[AIM] Restate the records that follow word for word; no pictures should appear.

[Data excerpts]
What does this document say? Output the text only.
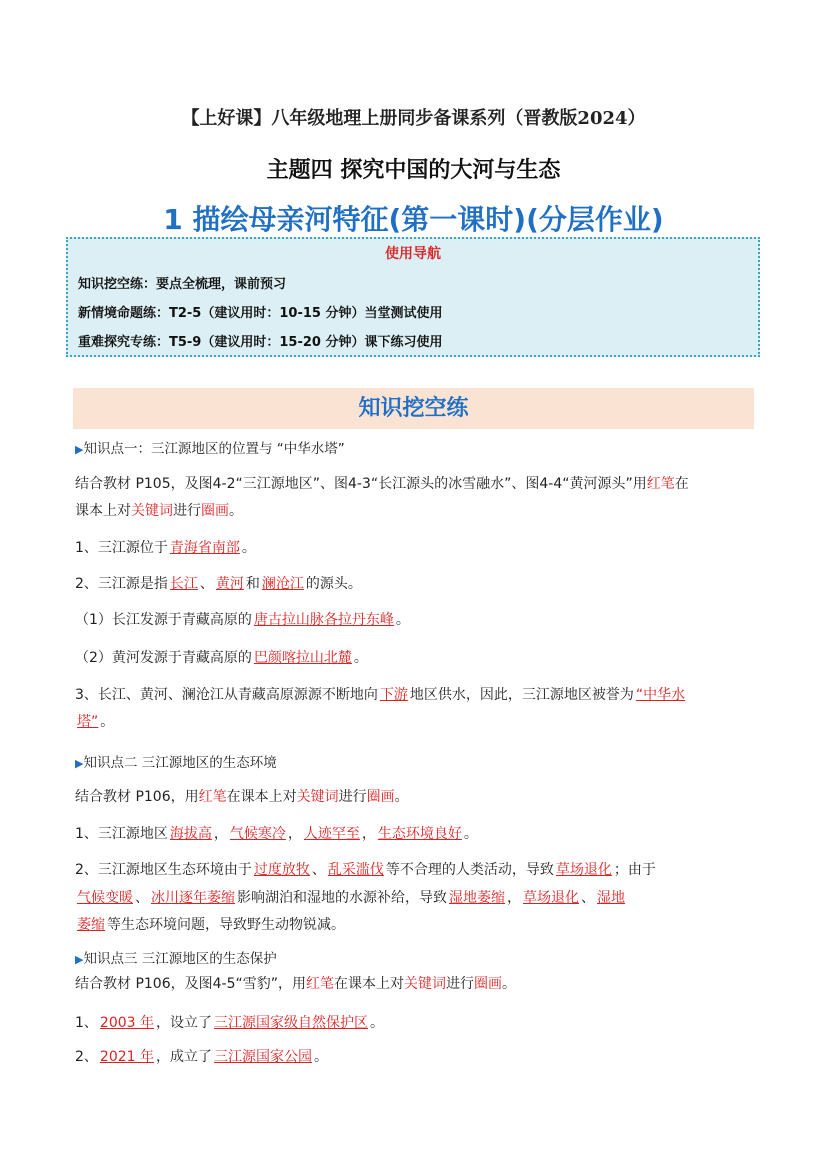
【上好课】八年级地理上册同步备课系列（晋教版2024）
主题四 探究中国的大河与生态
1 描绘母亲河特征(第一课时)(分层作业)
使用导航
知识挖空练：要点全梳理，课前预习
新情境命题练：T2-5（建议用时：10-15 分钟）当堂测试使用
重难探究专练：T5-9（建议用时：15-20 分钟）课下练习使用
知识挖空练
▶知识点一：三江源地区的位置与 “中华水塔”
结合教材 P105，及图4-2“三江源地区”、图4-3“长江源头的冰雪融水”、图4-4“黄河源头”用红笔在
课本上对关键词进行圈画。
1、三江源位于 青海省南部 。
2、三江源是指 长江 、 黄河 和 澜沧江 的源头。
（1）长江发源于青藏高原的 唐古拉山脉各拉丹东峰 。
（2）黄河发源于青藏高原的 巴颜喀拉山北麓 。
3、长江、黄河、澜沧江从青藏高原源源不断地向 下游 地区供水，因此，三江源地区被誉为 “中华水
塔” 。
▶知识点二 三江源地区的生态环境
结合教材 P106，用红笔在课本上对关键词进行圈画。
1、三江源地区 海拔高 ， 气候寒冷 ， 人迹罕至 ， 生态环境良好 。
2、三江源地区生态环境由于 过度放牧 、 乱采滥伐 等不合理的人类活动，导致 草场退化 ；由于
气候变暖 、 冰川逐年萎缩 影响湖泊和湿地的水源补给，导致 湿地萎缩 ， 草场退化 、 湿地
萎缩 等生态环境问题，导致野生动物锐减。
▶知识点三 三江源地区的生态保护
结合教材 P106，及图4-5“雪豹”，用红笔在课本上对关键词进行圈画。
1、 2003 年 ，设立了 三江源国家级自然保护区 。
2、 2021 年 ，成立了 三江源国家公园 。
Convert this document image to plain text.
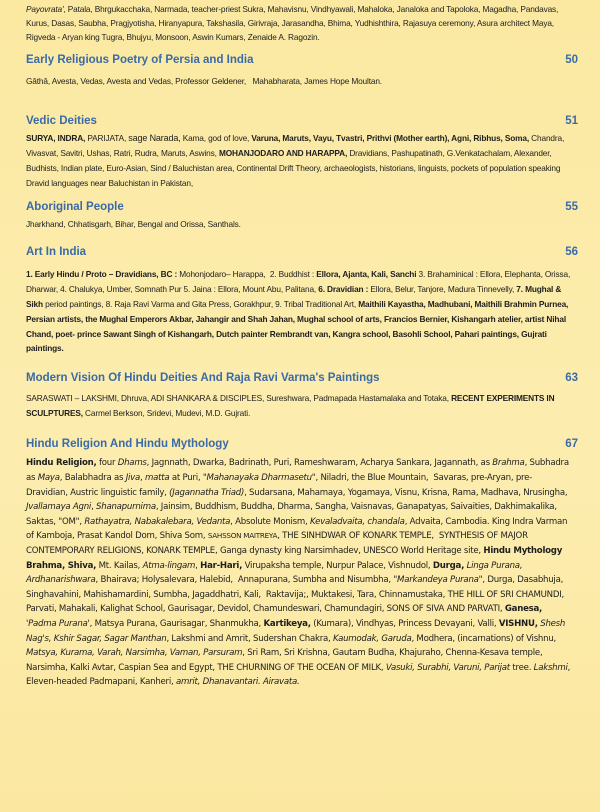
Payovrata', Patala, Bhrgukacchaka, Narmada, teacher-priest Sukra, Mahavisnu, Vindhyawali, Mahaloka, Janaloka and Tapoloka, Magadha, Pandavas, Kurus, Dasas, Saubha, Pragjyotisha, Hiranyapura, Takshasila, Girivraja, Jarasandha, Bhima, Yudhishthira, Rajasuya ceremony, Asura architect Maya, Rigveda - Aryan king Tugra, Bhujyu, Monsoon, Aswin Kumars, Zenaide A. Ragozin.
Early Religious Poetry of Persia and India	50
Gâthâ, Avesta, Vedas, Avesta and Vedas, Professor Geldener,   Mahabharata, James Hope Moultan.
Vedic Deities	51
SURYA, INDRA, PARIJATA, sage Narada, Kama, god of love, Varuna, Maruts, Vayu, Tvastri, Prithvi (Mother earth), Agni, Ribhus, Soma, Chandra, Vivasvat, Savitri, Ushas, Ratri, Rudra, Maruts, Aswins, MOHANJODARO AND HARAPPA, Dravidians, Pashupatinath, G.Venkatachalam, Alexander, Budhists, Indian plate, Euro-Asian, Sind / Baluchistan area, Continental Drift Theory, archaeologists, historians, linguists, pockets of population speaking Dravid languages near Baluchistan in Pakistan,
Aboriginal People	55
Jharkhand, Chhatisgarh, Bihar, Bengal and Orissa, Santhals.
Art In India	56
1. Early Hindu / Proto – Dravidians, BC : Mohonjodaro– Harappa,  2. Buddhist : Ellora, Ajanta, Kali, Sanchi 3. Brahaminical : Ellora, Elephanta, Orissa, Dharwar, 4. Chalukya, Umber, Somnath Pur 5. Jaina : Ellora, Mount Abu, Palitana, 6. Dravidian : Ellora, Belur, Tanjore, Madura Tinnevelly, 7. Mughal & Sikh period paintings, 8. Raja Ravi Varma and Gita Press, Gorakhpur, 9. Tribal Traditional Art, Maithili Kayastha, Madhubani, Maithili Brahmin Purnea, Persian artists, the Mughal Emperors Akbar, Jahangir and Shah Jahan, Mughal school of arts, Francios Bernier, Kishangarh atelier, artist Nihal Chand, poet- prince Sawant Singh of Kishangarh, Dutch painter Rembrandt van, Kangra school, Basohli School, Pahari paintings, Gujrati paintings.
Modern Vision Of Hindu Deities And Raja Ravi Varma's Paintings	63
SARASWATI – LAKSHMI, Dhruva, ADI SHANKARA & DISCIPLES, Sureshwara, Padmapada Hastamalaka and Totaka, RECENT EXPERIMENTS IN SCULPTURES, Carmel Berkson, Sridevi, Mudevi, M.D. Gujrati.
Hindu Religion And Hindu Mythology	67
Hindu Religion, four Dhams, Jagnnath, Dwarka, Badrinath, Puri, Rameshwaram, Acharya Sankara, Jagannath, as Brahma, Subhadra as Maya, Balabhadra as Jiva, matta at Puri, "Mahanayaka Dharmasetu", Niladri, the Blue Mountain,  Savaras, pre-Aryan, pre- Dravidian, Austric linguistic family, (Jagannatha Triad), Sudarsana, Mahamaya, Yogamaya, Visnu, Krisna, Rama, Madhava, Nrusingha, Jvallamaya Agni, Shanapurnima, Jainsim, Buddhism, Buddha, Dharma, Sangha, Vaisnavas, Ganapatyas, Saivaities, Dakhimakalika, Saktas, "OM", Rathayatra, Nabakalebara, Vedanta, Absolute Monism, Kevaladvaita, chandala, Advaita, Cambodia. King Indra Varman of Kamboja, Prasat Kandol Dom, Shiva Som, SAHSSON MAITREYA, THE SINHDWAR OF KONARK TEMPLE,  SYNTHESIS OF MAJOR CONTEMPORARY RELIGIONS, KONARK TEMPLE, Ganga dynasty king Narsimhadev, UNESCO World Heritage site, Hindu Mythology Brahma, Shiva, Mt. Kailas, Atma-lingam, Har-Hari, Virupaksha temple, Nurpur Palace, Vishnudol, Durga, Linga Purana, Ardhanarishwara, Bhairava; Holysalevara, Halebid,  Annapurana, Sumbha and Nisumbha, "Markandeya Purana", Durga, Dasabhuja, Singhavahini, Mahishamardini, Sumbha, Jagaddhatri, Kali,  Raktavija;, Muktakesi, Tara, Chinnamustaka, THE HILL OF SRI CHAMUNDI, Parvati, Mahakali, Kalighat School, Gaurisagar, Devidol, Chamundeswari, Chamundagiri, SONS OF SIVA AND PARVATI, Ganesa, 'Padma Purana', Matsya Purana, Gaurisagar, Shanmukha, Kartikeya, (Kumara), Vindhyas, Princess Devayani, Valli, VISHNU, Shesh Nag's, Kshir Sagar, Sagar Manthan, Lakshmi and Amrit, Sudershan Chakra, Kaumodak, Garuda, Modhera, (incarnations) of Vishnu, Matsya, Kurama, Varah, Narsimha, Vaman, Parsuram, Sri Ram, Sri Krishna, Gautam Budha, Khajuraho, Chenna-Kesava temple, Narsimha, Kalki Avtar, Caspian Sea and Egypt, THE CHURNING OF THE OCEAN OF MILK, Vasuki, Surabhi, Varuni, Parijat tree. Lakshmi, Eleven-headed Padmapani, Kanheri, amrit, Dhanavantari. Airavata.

[REPLY]
What does this document say? Output the text only.
【上好课】八年级地理上册同步备课系列（晋教版2024）
主题四 探究中国的大河与生态
1 描绘母亲河特征(第一课时)(分层作业)
使用导航
知识挖空练：要点全梳理，课前预习
新情境命题练：T2-5（建议用时：10-15 分钟）当堂测试使用
重难探究专练：T5-9（建议用时：15-20 分钟）课下练习使用
知识挖空练
▶知识点一：三江源地区的位置与 “中华水塔”
结合教材 P105，及图4-2“三江源地区”、图4-3“长江源头的冰雪融水”、图4-4“黄河源头”用红笔在
课本上对关键词进行圈画。
1、三江源位于 青海省南部 。
2、三江源是指 长江 、 黄河 和 澜沧江 的源头。
（1）长江发源于青藏高原的 唐古拉山脉各拉丹东峰 。
（2）黄河发源于青藏高原的 巴颜喀拉山北麓 。
3、长江、黄河、澜沧江从青藏高原源源不断地向 下游 地区供水，因此，三江源地区被誉为 “中华水
塔” 。
▶知识点二 三江源地区的生态环境
结合教材 P106，用红笔在课本上对关键词进行圈画。
1、三江源地区 海拔高 ， 气候寒冷 ， 人迹罕至 ， 生态环境良好 。
2、三江源地区生态环境由于 过度放牧 、 乱采滥伐 等不合理的人类活动，导致 草场退化 ；由于
气候变暖 、 冰川逐年萎缩 影响湖泊和湿地的水源补给，导致 湿地萎缩 ， 草场退化 、 湿地
萎缩 等生态环境问题，导致野生动物锐减。
▶知识点三 三江源地区的生态保护
结合教材 P106，及图4-5“雪豹”，用红笔在课本上对关键词进行圈画。
1、 2003 年 ，设立了 三江源国家级自然保护区 。
2、 2021 年 ，成立了 三江源国家公园 。
Convert this document image to plain text.
Payovrata', Patala, Bhrgukacchaka, Narmada, teacher-priest Sukra, Mahavisnu, Vindhyawali, Mahaloka, Janaloka and Tapoloka, Magadha, Pandavas, Kurus, Dasas, Saubha, Pragjyotisha, Hiranyapura, Takshasila, Girivraja, Jarasandha, Bhima, Yudhishthira, Rajasuya ceremony, Asura architect Maya, Rigveda - Aryan king Tugra, Bhujyu, Monsoon, Aswin Kumars, Zenaide A. Ragozin.
Early Religious Poetry of Persia and India	50
Gâthâ, Avesta, Vedas, Avesta and Vedas, Professor Geldener,   Mahabharata, James Hope Moultan.
Vedic Deities	51
SURYA, INDRA, PARIJATA, sage Narada, Kama, god of love, Varuna, Maruts, Vayu, Tvastri, Prithvi (Mother earth), Agni, Ribhus, Soma, Chandra, Vivasvat, Savitri, Ushas, Ratri, Rudra, Maruts, Aswins, MOHANJODARO AND HARAPPA, Dravidians, Pashupatinath, G.Venkatachalam, Alexander, Budhists, Indian plate, Euro-Asian, Sind / Baluchistan area, Continental Drift Theory, archaeologists, historians, linguists, pockets of population speaking Dravid languages near Baluchistan in Pakistan,
Aboriginal People	55
Jharkhand, Chhatisgarh, Bihar, Bengal and Orissa, Santhals.
Art In India	56
1. Early Hindu / Proto – Dravidians, BC : Mohonjodaro– Harappa,  2. Buddhist : Ellora, Ajanta, Kali, Sanchi 3. Brahaminical : Ellora, Elephanta, Orissa, Dharwar, 4. Chalukya, Umber, Somnath Pur 5. Jaina : Ellora, Mount Abu, Palitana, 6. Dravidian : Ellora, Belur, Tanjore, Madura Tinnevelly, 7. Mughal & Sikh period paintings, 8. Raja Ravi Varma and Gita Press, Gorakhpur, 9. Tribal Traditional Art, Maithili Kayastha, Madhubani, Maithili Brahmin Purnea, Persian artists, the Mughal Emperors Akbar, Jahangir and Shah Jahan, Mughal school of arts, Francios Bernier, Kishangarh atelier, artist Nihal Chand, poet- prince Sawant Singh of Kishangarh, Dutch painter Rembrandt van, Kangra school, Basohli School, Pahari paintings, Gujrati paintings.
Modern Vision Of Hindu Deities And Raja Ravi Varma's Paintings	63
SARASWATI – LAKSHMI, Dhruva, ADI SHANKARA & DISCIPLES, Sureshwara, Padmapada Hastamalaka and Totaka, RECENT EXPERIMENTS IN SCULPTURES, Carmel Berkson, Sridevi, Mudevi, M.D. Gujrati.
Hindu Religion And Hindu Mythology	67
Hindu Religion, four Dhams, Jagnnath, Dwarka, Badrinath, Puri, Rameshwaram, Acharya Sankara, Jagannath, as Brahma, Subhadra as Maya, Balabhadra as Jiva, matta at Puri, "Mahanayaka Dharmasetu", Niladri, the Blue Mountain,  Savaras, pre-Aryan, pre- Dravidian, Austric linguistic family, (Jagannatha Triad), Sudarsana, Mahamaya, Yogamaya, Visnu, Krisna, Rama, Madhava, Nrusingha, Jvallamaya Agni, Shanapurnima, Jainsim, Buddhism, Buddha, Dharma, Sangha, Vaisnavas, Ganapatyas, Saivaities, Dakhimakalika, Saktas, "OM", Rathayatra, Nabakalebara, Vedanta, Absolute Monism, Kevaladvaita, chandala, Advaita, Cambodia. King Indra Varman of Kamboja, Prasat Kandol Dom, Shiva Som, SAHSSON MAITREYA, THE SINHDWAR OF KONARK TEMPLE,  SYNTHESIS OF MAJOR CONTEMPORARY RELIGIONS, KONARK TEMPLE, Ganga dynasty king Narsimhadev, UNESCO World Heritage site, Hindu Mythology Brahma, Shiva, Mt. Kailas, Atma-lingam, Har-Hari, Virupaksha temple, Nurpur Palace, Vishnudol, Durga, Linga Purana, Ardhanarishwara, Bhairava; Holysalevara, Halebid,  Annapurana, Sumbha and Nisumbha, "Markandeya Purana", Durga, Dasabhuja, Singhavahini, Mahishamardini, Sumbha, Jagaddhatri, Kali,  Raktavija;, Muktakesi, Tara, Chinnamustaka, THE HILL OF SRI CHAMUNDI, Parvati, Mahakali, Kalighat School, Gaurisagar, Devidol, Chamundeswari, Chamundagiri, SONS OF SIVA AND PARVATI, Ganesa, 'Padma Purana', Matsya Purana, Gaurisagar, Shanmukha, Kartikeya, (Kumara), Vindhyas, Princess Devayani, Valli, VISHNU, Shesh Nag's, Kshir Sagar, Sagar Manthan, Lakshmi and Amrit, Sudershan Chakra, Kaumodak, Garuda, Modhera, (incarnations) of Vishnu, Matsya, Kurama, Varah, Narsimha, Vaman, Parsuram, Sri Ram, Sri Krishna, Gautam Budha, Khajuraho, Chenna-Kesava temple, Narsimha, Kalki Avtar, Caspian Sea and Egypt, THE CHURNING OF THE OCEAN OF MILK, Vasuki, Surabhi, Varuni, Parijat tree. Lakshmi, Eleven-headed Padmapani, Kanheri, amrit, Dhanavantari. Airavata.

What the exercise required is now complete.